# [Your instructions]
Reproduce the listing below in full and without alteration, apart from its pictures.

(Lines of data)
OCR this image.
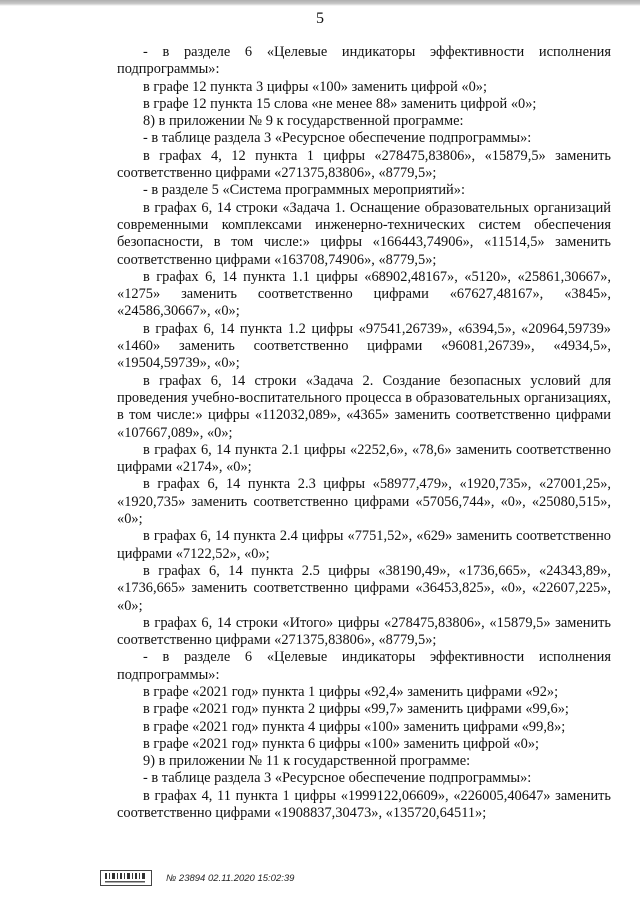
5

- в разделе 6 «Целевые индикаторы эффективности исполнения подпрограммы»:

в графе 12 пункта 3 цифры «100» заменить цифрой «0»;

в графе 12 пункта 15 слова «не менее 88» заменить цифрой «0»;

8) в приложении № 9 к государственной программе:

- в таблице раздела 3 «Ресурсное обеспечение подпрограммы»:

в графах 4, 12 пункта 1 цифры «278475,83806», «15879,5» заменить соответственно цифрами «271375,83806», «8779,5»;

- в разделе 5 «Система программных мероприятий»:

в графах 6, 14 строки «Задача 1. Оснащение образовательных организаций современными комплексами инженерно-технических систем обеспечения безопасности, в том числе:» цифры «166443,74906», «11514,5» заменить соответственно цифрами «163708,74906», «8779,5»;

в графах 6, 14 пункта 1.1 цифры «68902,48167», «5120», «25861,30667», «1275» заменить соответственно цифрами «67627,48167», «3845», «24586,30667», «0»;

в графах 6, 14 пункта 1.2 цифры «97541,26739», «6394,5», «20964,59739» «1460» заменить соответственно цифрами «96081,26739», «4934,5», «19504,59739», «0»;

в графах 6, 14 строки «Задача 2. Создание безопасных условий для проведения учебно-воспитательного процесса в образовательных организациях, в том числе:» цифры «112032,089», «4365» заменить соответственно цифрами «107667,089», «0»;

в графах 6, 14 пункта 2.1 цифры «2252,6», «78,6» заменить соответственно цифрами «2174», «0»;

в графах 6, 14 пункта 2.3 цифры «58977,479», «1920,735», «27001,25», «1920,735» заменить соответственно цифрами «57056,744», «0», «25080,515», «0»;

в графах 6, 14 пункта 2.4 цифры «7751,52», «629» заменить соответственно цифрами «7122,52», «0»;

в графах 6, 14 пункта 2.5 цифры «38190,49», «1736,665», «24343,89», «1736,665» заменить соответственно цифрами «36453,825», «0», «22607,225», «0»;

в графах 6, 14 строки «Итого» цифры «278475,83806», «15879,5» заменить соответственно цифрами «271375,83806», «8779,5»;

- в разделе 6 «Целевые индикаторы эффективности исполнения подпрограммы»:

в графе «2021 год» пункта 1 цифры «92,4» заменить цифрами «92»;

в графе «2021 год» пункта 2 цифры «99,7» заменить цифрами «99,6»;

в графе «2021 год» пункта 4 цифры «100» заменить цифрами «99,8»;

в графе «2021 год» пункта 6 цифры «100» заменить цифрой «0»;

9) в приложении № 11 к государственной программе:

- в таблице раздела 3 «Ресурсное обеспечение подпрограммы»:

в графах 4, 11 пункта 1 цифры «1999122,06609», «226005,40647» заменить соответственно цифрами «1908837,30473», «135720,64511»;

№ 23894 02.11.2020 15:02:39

# [Output for this exercise]
OCR this image.
5

- в разделе 6 «Целевые индикаторы эффективности исполнения подпрограммы»:

в графе 12 пункта 3 цифры «100» заменить цифрой «0»;

в графе 12 пункта 15 слова «не менее 88» заменить цифрой «0»;

8) в приложении № 9 к государственной программе:

- в таблице раздела 3 «Ресурсное обеспечение подпрограммы»:

в графах 4, 12 пункта 1 цифры «278475,83806», «15879,5» заменить соответственно цифрами «271375,83806», «8779,5»;

- в разделе 5 «Система программных мероприятий»:

в графах 6, 14 строки «Задача 1. Оснащение образовательных организаций современными комплексами инженерно-технических систем обеспечения безопасности, в том числе:» цифры «166443,74906», «11514,5» заменить соответственно цифрами «163708,74906», «8779,5»;

в графах 6, 14 пункта 1.1 цифры «68902,48167», «5120», «25861,30667», «1275» заменить соответственно цифрами «67627,48167», «3845», «24586,30667», «0»;

в графах 6, 14 пункта 1.2 цифры «97541,26739», «6394,5», «20964,59739» «1460» заменить соответственно цифрами «96081,26739», «4934,5», «19504,59739», «0»;

в графах 6, 14 строки «Задача 2. Создание безопасных условий для проведения учебно-воспитательного процесса в образовательных организациях, в том числе:» цифры «112032,089», «4365» заменить соответственно цифрами «107667,089», «0»;

в графах 6, 14 пункта 2.1 цифры «2252,6», «78,6» заменить соответственно цифрами «2174», «0»;

в графах 6, 14 пункта 2.3 цифры «58977,479», «1920,735», «27001,25», «1920,735» заменить соответственно цифрами «57056,744», «0», «25080,515», «0»;

в графах 6, 14 пункта 2.4 цифры «7751,52», «629» заменить соответственно цифрами «7122,52», «0»;

в графах 6, 14 пункта 2.5 цифры «38190,49», «1736,665», «24343,89», «1736,665» заменить соответственно цифрами «36453,825», «0», «22607,225», «0»;

в графах 6, 14 строки «Итого» цифры «278475,83806», «15879,5» заменить соответственно цифрами «271375,83806», «8779,5»;

- в разделе 6 «Целевые индикаторы эффективности исполнения подпрограммы»:

в графе «2021 год» пункта 1 цифры «92,4» заменить цифрами «92»;

в графе «2021 год» пункта 2 цифры «99,7» заменить цифрами «99,6»;

в графе «2021 год» пункта 4 цифры «100» заменить цифрами «99,8»;

в графе «2021 год» пункта 6 цифры «100» заменить цифрой «0»;

9) в приложении № 11 к государственной программе:

- в таблице раздела 3 «Ресурсное обеспечение подпрограммы»:

в графах 4, 11 пункта 1 цифры «1999122,06609», «226005,40647» заменить соответственно цифрами «1908837,30473», «135720,64511»;

№ 23894 02.11.2020 15:02:39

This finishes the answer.